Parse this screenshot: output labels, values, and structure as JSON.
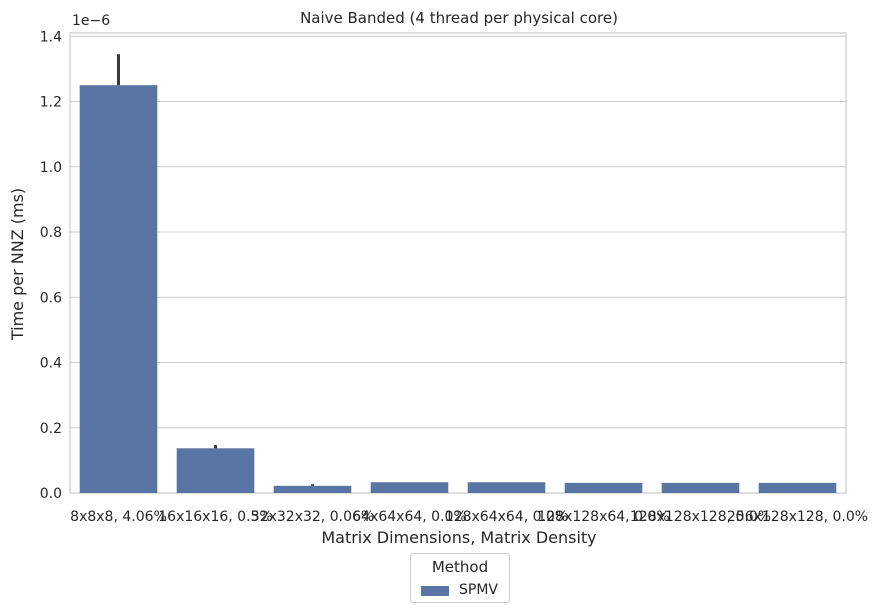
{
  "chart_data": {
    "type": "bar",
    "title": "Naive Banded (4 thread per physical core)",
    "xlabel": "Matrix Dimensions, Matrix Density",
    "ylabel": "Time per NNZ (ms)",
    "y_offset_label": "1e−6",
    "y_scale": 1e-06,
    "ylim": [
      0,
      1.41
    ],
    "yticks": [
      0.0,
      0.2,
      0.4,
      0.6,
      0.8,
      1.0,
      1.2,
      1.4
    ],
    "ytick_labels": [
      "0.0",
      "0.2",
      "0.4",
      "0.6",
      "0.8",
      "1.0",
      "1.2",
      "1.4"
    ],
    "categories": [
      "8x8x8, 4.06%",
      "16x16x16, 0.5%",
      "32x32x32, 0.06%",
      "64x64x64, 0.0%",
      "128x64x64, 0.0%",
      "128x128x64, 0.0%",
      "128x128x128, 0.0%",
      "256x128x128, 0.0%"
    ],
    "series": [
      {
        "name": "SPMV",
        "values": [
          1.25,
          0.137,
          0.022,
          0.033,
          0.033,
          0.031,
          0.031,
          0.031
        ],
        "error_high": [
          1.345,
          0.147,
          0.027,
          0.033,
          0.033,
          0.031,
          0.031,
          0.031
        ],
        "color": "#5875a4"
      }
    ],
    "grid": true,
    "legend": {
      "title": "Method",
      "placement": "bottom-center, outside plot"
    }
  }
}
----
=== TASK PROMPT ===
Restate the whole listing above exactly, except for its images.

=== SOLUTION FOR THIS TASK ===
Parse this screenshot: output labels, values, and structure as JSON.
{
  "chart_data": {
    "type": "bar",
    "title": "Naive Banded (4 thread per physical core)",
    "xlabel": "Matrix Dimensions, Matrix Density",
    "ylabel": "Time per NNZ (ms)",
    "y_offset_label": "1e−6",
    "y_scale": 1e-06,
    "ylim": [
      0,
      1.41
    ],
    "yticks": [
      0.0,
      0.2,
      0.4,
      0.6,
      0.8,
      1.0,
      1.2,
      1.4
    ],
    "ytick_labels": [
      "0.0",
      "0.2",
      "0.4",
      "0.6",
      "0.8",
      "1.0",
      "1.2",
      "1.4"
    ],
    "categories": [
      "8x8x8, 4.06%",
      "16x16x16, 0.5%",
      "32x32x32, 0.06%",
      "64x64x64, 0.0%",
      "128x64x64, 0.0%",
      "128x128x64, 0.0%",
      "128x128x128, 0.0%",
      "256x128x128, 0.0%"
    ],
    "series": [
      {
        "name": "SPMV",
        "values": [
          1.25,
          0.137,
          0.022,
          0.033,
          0.033,
          0.031,
          0.031,
          0.031
        ],
        "error_high": [
          1.345,
          0.147,
          0.027,
          0.033,
          0.033,
          0.031,
          0.031,
          0.031
        ],
        "color": "#5875a4"
      }
    ],
    "grid": true,
    "legend": {
      "title": "Method",
      "placement": "bottom-center, outside plot"
    }
  }
}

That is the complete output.